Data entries
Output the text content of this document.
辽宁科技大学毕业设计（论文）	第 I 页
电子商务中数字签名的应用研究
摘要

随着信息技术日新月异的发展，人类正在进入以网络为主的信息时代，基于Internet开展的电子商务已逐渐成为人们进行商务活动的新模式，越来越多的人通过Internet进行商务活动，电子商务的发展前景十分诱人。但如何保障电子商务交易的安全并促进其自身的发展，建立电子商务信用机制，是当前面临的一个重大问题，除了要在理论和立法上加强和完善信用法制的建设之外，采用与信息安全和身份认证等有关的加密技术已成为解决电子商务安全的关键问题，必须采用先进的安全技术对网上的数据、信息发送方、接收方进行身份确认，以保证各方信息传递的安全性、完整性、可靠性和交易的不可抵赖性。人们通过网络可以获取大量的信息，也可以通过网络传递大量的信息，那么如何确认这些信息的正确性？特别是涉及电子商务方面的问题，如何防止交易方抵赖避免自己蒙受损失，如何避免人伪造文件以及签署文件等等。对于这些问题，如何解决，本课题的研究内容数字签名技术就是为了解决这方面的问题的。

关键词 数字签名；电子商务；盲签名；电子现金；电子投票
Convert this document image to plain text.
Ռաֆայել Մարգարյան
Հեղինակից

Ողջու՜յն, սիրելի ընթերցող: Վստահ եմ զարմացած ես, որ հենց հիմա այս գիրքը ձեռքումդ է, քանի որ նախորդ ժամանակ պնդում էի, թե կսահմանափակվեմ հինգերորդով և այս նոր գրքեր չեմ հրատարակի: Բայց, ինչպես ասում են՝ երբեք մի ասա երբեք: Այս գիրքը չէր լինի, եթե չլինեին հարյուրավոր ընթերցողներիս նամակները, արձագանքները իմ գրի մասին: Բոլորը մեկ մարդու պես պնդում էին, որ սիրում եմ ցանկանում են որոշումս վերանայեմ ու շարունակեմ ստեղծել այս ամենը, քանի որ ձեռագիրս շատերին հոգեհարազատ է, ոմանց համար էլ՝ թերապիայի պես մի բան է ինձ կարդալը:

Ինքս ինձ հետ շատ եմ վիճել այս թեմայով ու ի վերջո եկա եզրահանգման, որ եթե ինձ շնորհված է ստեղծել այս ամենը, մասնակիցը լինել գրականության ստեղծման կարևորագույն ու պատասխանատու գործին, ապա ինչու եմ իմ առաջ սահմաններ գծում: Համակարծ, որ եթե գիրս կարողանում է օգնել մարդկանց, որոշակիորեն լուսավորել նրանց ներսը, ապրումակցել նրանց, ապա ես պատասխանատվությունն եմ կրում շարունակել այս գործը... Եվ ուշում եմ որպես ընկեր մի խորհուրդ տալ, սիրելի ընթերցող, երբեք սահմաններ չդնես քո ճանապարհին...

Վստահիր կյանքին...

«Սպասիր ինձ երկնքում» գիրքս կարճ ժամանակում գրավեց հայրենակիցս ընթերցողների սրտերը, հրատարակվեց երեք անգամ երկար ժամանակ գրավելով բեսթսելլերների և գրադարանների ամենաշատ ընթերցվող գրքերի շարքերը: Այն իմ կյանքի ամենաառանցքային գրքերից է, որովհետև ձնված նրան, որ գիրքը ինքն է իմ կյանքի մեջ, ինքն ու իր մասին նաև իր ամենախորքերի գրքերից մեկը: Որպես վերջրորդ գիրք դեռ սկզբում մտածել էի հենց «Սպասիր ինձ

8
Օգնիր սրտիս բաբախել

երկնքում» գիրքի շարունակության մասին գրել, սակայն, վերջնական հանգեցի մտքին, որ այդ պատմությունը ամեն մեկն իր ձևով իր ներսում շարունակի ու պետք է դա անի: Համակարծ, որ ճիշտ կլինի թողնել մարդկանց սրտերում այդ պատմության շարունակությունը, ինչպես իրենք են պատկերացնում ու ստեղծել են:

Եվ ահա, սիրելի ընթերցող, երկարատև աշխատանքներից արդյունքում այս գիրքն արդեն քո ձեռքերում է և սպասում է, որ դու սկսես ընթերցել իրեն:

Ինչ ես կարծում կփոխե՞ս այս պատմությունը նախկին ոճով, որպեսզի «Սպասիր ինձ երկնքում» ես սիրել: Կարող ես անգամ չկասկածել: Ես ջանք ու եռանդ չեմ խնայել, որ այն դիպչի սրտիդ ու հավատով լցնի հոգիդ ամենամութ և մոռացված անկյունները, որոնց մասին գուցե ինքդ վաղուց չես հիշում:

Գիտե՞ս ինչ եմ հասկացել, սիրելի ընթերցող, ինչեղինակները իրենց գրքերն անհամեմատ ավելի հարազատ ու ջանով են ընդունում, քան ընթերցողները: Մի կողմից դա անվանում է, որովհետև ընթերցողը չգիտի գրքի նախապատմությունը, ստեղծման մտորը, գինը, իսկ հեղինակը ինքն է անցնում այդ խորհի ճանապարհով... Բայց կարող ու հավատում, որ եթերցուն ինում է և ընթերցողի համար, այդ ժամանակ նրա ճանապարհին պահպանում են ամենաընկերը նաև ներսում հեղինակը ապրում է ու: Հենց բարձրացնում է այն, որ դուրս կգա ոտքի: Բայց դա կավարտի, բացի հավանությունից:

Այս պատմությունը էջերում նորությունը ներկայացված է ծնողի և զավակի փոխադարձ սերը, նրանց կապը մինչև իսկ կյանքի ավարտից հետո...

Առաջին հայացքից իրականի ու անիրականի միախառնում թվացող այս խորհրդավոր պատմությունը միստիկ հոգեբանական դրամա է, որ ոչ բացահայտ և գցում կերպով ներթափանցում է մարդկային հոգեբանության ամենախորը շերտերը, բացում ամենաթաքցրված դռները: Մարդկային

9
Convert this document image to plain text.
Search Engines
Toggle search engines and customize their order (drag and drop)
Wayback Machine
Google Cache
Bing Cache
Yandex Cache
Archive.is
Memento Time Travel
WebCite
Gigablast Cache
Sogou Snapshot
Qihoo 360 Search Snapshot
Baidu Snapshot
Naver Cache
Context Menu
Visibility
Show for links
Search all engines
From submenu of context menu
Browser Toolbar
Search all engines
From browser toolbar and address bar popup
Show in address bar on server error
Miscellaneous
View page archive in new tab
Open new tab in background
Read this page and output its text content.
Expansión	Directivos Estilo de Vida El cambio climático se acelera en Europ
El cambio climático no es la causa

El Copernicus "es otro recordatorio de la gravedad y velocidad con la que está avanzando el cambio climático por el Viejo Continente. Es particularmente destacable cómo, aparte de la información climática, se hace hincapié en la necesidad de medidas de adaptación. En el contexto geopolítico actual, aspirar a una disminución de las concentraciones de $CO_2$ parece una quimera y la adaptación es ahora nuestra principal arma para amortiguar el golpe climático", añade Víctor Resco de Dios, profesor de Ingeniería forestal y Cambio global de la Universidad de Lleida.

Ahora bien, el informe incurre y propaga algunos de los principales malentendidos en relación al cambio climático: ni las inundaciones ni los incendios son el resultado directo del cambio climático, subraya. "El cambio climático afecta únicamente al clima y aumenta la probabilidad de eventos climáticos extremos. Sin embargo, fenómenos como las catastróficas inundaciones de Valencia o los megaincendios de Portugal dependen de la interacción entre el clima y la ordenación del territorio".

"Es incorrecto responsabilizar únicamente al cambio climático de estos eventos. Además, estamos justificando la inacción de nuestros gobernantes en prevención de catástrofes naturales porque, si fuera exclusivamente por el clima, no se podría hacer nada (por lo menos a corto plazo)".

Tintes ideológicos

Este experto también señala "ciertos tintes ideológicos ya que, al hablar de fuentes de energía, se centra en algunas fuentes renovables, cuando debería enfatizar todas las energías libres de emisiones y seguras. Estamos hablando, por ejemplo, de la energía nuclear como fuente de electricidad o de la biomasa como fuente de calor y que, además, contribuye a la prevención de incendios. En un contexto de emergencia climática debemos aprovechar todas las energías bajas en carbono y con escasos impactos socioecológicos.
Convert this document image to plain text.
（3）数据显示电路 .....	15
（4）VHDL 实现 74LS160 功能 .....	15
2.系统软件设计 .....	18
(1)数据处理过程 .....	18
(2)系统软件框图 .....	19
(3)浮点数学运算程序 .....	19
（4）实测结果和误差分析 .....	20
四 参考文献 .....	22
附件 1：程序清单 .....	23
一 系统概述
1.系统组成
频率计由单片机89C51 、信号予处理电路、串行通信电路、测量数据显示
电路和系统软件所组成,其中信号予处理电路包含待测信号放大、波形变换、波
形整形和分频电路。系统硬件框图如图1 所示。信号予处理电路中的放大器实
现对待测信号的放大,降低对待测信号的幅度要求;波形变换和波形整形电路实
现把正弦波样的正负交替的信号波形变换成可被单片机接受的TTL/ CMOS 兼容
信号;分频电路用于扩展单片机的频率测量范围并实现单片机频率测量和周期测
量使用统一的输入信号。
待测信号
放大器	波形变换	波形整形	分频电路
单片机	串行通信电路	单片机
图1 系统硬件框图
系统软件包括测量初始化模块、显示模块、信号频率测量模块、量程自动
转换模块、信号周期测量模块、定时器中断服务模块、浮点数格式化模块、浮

### WORK TO BE COMPLETED:
Return from the data every line that holds "Snapshot".

### WRITTEN ANSWER:
Sogou Snapshot
Qihoo 360 Search Snapshot
Baidu Snapshot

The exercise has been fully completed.